==== Materials provided ====
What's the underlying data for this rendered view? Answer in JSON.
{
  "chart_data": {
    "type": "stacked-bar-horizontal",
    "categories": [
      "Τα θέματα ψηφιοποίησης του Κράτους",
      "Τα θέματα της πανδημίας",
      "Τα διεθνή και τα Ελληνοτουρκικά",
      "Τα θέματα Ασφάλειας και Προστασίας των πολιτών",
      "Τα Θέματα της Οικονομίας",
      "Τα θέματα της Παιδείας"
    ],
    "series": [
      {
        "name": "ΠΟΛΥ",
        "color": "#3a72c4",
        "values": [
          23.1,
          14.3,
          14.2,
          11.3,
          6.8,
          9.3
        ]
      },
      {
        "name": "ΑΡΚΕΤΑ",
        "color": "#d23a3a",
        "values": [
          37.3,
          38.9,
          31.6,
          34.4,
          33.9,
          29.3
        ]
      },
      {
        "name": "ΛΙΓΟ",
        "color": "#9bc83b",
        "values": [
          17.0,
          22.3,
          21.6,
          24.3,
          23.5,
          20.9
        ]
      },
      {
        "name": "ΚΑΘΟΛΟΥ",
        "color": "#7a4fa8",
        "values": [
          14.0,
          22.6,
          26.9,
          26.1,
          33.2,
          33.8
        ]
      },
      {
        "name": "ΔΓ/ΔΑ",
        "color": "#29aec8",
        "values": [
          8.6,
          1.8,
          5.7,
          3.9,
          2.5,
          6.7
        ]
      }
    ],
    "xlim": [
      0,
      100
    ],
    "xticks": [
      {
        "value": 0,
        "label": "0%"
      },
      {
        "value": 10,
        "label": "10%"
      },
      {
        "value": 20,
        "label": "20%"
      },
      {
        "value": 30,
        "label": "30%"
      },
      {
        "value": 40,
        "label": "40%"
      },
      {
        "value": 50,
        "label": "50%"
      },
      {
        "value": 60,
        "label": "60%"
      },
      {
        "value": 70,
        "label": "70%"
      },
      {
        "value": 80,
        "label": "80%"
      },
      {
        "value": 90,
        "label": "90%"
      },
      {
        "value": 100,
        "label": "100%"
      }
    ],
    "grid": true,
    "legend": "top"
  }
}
====
§ **Written problem**:
All entries must be repeated verbatim.

§ **Right answer**:
What's the underlying data for this rendered view? Answer in JSON.
{
  "chart_data": {
    "type": "stacked-bar-horizontal",
    "categories": [
      "Τα θέματα ψηφιοποίησης του Κράτους",
      "Τα θέματα της πανδημίας",
      "Τα διεθνή και τα Ελληνοτουρκικά",
      "Τα θέματα Ασφάλειας και Προστασίας των πολιτών",
      "Τα Θέματα της Οικονομίας",
      "Τα θέματα της Παιδείας"
    ],
    "series": [
      {
        "name": "ΠΟΛΥ",
        "color": "#3a72c4",
        "values": [
          23.1,
          14.3,
          14.2,
          11.3,
          6.8,
          9.3
        ]
      },
      {
        "name": "ΑΡΚΕΤΑ",
        "color": "#d23a3a",
        "values": [
          37.3,
          38.9,
          31.6,
          34.4,
          33.9,
          29.3
        ]
      },
      {
        "name": "ΛΙΓΟ",
        "color": "#9bc83b",
        "values": [
          17.0,
          22.3,
          21.6,
          24.3,
          23.5,
          20.9
        ]
      },
      {
        "name": "ΚΑΘΟΛΟΥ",
        "color": "#7a4fa8",
        "values": [
          14.0,
          22.6,
          26.9,
          26.1,
          33.2,
          33.8
        ]
      },
      {
        "name": "ΔΓ/ΔΑ",
        "color": "#29aec8",
        "values": [
          8.6,
          1.8,
          5.7,
          3.9,
          2.5,
          6.7
        ]
      }
    ],
    "xlim": [
      0,
      100
    ],
    "xticks": [
      {
        "value": 0,
        "label": "0%"
      },
      {
        "value": 10,
        "label": "10%"
      },
      {
        "value": 20,
        "label": "20%"
      },
      {
        "value": 30,
        "label": "30%"
      },
      {
        "value": 40,
        "label": "40%"
      },
      {
        "value": 50,
        "label": "50%"
      },
      {
        "value": 60,
        "label": "60%"
      },
      {
        "value": 70,
        "label": "70%"
      },
      {
        "value": 80,
        "label": "80%"
      },
      {
        "value": 90,
        "label": "90%"
      },
      {
        "value": 100,
        "label": "100%"
      }
    ],
    "grid": true,
    "legend": "top"
  }
}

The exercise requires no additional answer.